> **AIM**: Work out how many lines in the listing below include the word "plus"; answer with the number alone.

> **INFORMATION SUPPLIED**:
:::

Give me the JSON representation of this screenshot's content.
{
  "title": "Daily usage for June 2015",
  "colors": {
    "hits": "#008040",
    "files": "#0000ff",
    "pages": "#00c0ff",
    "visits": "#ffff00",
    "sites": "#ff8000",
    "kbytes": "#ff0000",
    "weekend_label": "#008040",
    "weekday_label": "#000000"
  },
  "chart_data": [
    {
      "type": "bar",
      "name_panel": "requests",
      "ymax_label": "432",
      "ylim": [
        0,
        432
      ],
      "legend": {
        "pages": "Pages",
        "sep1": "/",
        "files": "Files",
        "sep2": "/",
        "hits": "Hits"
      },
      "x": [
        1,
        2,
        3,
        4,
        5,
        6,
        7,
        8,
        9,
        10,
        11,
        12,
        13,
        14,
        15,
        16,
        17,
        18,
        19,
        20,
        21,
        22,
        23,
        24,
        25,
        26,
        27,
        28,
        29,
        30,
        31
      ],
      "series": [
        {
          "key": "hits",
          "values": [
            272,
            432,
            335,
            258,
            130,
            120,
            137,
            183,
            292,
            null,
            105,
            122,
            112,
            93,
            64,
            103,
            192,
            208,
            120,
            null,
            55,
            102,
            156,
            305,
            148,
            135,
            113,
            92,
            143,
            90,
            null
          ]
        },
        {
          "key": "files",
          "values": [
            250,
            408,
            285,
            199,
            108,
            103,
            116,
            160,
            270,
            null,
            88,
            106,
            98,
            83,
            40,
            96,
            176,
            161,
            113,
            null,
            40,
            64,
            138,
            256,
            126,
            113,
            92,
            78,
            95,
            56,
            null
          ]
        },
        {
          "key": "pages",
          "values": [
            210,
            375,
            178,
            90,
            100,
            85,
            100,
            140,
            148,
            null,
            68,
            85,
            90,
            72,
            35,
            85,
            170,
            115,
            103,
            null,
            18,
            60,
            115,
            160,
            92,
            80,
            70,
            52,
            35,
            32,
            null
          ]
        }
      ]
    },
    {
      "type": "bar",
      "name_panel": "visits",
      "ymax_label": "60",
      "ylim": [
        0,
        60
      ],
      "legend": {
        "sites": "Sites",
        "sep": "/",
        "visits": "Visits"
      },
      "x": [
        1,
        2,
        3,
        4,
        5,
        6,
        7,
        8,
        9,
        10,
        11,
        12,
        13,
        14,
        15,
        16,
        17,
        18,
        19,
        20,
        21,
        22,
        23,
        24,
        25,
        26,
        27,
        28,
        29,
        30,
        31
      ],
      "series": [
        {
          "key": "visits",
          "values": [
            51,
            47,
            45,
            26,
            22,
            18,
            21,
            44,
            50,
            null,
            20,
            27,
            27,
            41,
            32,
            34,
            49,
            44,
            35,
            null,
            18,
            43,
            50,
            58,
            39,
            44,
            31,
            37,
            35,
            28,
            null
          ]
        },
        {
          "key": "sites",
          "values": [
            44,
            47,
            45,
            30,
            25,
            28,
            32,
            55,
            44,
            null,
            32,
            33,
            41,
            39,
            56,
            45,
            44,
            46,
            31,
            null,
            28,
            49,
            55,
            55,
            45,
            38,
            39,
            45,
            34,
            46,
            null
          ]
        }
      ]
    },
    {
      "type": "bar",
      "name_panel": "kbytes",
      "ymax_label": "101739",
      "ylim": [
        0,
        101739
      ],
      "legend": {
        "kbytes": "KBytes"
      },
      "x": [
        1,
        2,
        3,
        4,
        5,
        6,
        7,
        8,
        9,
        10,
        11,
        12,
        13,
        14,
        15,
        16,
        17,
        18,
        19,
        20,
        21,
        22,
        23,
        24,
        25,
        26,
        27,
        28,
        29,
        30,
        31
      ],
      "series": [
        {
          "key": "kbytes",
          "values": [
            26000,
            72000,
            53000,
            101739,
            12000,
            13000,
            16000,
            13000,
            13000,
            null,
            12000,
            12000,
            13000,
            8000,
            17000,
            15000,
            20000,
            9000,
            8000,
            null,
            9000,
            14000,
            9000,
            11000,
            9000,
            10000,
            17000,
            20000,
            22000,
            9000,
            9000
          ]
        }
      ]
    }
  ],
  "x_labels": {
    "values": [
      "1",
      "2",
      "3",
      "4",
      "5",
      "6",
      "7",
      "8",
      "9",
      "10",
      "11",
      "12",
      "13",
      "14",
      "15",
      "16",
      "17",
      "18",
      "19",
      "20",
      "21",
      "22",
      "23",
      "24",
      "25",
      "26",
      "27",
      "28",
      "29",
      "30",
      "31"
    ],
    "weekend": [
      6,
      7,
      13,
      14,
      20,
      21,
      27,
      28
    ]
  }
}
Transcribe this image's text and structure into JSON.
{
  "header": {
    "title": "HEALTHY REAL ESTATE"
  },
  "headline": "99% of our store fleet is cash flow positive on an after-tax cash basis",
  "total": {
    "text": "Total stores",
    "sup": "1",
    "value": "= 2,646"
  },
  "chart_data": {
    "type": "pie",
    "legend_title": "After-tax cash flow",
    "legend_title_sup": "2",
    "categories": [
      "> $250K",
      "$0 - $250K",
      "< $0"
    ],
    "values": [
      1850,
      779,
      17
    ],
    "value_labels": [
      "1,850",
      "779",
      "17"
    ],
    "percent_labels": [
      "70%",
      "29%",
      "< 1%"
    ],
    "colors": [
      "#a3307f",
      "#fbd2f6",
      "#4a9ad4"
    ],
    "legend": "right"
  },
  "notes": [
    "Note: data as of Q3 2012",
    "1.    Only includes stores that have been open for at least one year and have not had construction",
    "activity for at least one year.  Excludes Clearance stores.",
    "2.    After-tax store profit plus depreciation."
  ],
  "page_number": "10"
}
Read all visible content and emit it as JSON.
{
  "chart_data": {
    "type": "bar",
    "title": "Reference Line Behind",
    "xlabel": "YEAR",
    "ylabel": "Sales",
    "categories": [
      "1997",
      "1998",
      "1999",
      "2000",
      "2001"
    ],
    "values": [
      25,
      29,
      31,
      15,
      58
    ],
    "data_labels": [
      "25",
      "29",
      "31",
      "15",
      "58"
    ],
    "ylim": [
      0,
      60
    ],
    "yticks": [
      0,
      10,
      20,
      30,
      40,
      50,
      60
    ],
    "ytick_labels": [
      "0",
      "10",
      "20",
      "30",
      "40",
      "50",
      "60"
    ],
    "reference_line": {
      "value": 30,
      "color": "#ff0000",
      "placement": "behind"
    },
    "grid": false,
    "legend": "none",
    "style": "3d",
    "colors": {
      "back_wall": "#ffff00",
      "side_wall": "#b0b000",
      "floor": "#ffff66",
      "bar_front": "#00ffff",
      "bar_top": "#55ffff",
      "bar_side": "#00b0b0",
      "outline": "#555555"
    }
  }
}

:::

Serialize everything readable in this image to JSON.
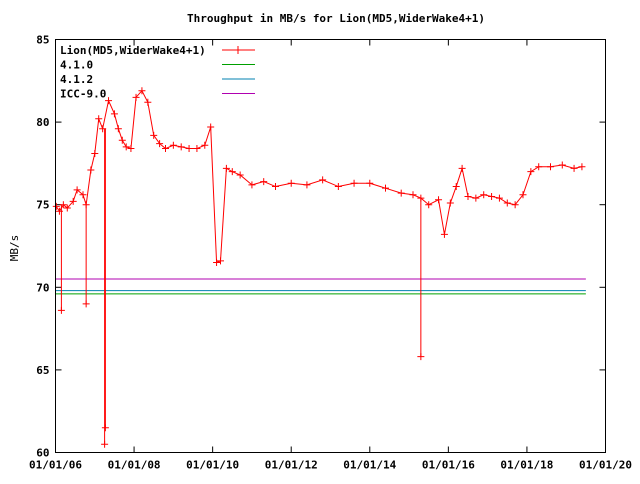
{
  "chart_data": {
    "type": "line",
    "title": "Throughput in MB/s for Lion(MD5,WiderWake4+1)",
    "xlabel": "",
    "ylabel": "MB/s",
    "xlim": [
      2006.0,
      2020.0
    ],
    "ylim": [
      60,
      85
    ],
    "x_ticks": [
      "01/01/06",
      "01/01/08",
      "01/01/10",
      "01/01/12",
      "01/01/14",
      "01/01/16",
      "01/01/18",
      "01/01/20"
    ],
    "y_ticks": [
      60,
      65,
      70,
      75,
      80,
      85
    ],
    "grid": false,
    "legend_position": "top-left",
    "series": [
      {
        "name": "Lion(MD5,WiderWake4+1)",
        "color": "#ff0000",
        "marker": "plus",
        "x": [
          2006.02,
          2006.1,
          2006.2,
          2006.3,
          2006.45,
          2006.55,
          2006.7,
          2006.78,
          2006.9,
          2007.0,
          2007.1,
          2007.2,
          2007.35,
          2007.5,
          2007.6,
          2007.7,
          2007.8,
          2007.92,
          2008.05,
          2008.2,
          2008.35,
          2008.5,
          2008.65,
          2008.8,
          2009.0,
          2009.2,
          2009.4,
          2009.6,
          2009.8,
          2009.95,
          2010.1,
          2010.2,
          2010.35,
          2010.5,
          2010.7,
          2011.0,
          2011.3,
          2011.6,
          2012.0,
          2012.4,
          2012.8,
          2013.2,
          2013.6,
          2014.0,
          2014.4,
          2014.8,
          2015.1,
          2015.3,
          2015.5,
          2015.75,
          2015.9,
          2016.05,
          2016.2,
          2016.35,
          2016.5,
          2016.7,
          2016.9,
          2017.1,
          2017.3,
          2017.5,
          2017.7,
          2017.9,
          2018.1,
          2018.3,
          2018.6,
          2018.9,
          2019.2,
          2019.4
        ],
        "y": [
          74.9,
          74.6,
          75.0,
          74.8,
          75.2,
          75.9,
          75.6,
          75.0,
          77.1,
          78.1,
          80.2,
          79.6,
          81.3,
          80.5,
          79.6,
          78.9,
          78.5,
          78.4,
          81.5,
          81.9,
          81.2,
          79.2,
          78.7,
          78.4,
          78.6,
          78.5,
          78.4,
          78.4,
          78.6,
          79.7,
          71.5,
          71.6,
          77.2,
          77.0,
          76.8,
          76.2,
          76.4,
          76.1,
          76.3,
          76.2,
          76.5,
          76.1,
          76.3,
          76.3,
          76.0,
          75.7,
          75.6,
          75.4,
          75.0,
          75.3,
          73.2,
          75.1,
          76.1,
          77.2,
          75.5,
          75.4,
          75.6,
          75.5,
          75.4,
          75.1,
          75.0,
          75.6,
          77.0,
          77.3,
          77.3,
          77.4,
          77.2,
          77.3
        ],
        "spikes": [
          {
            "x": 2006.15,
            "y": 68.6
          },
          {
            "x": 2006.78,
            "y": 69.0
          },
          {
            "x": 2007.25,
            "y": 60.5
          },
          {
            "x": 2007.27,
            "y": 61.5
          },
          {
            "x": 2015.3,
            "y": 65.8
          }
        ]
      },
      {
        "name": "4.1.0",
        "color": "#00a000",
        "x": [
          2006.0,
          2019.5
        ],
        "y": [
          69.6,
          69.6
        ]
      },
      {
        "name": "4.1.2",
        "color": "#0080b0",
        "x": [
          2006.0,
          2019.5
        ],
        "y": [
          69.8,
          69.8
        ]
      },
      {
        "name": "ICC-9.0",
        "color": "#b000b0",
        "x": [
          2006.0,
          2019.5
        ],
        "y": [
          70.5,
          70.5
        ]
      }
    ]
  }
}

:::

> **RESPONSE TO THIS TASK**: 2